Supplied entries:
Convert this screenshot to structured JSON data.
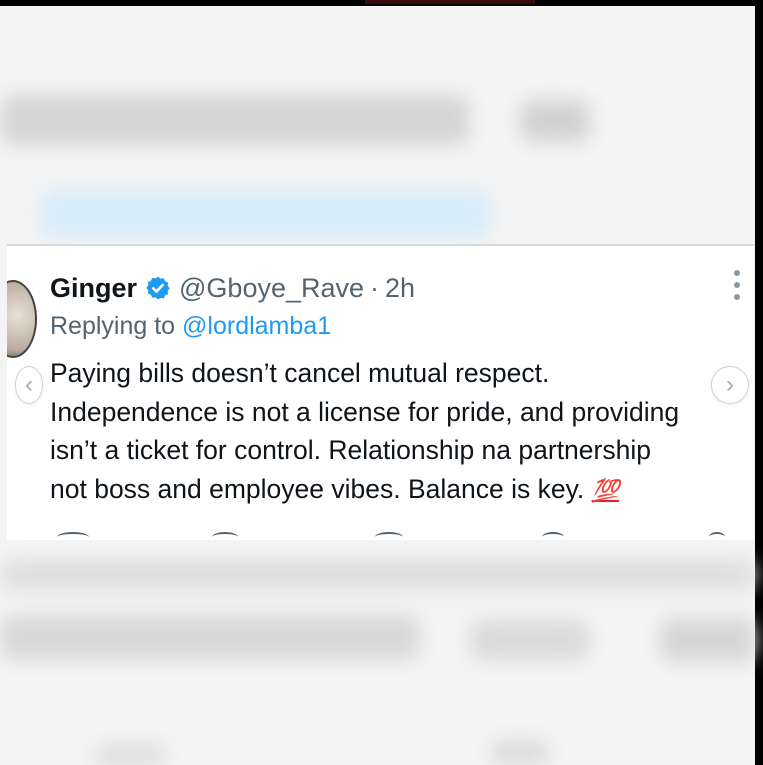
{
  "tweet": {
    "name": "Ginger",
    "handle": "@Gboye_Rave",
    "separator": "·",
    "time": "2h",
    "replying_prefix": "Replying to",
    "replying_to": "@lordlamba1",
    "lines": [
      "Paying bills doesn’t cancel mutual respect.",
      "Independence is not a license for pride, and providing",
      "isn’t a ticket for control. Relationship na partnership",
      "not boss and employee vibes. Balance is key."
    ],
    "emoji": "💯",
    "verified_icon": "verified-badge-icon",
    "verified_color": "#1d9bf0"
  },
  "nav": {
    "prev_glyph": "‹",
    "next_glyph": "›"
  },
  "colors": {
    "link": "#1d9bf0",
    "secondary_text": "#536471",
    "emoji_red": "#e0242b"
  }
}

Your goal: Reproduce each line of the records exactly, and omit every picture.

Task response:
Convert this screenshot to structured JSON data.
{
  "tweet": {
    "name": "Ginger",
    "handle": "@Gboye_Rave",
    "separator": "·",
    "time": "2h",
    "replying_prefix": "Replying to",
    "replying_to": "@lordlamba1",
    "lines": [
      "Paying bills doesn’t cancel mutual respect.",
      "Independence is not a license for pride, and providing",
      "isn’t a ticket for control. Relationship na partnership",
      "not boss and employee vibes. Balance is key."
    ],
    "emoji": "💯",
    "verified_icon": "verified-badge-icon",
    "verified_color": "#1d9bf0"
  },
  "nav": {
    "prev_glyph": "‹",
    "next_glyph": "›"
  },
  "colors": {
    "link": "#1d9bf0",
    "secondary_text": "#536471",
    "emoji_red": "#e0242b"
  }
}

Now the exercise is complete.